# Written instruction:
Below are the records; copy each line in them that holds the word "muslin".

◆ ◆ ◆

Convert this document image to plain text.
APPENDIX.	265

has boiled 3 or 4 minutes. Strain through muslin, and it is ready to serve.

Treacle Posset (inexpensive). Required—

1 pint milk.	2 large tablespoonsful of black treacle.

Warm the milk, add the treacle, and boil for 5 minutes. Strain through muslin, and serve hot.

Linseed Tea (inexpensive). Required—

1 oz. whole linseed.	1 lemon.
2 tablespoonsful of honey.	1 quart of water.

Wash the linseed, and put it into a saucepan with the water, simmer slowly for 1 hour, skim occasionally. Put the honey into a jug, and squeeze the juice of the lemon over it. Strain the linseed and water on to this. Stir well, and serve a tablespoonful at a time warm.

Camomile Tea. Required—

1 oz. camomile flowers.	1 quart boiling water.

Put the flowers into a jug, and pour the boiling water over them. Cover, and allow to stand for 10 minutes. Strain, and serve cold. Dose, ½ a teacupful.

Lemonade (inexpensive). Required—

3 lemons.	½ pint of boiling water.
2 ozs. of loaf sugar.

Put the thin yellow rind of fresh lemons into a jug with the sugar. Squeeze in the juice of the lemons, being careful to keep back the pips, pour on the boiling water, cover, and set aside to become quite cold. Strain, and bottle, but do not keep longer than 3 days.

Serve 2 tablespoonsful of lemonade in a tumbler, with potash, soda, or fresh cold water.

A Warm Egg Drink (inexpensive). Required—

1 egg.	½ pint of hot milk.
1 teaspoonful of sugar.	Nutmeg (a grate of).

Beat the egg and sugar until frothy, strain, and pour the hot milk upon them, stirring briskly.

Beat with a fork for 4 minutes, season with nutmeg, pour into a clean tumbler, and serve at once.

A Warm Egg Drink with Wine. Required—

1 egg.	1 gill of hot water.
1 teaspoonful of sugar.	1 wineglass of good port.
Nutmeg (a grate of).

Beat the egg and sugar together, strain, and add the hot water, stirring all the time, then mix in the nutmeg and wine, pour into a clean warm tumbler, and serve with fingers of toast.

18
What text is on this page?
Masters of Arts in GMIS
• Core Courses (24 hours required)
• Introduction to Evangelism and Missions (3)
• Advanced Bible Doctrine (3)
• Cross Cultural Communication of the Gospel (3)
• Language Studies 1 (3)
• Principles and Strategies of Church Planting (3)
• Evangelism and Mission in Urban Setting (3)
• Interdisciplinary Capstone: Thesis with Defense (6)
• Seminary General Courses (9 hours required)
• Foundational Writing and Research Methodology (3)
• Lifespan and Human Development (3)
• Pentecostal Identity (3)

◆ ◆ ◆

# Final result:
has boiled 3 or 4 minutes. Strain through muslin, and it is ready to serve.
Warm the milk, add the treacle, and boil for 5 minutes. Strain through muslin, and serve hot.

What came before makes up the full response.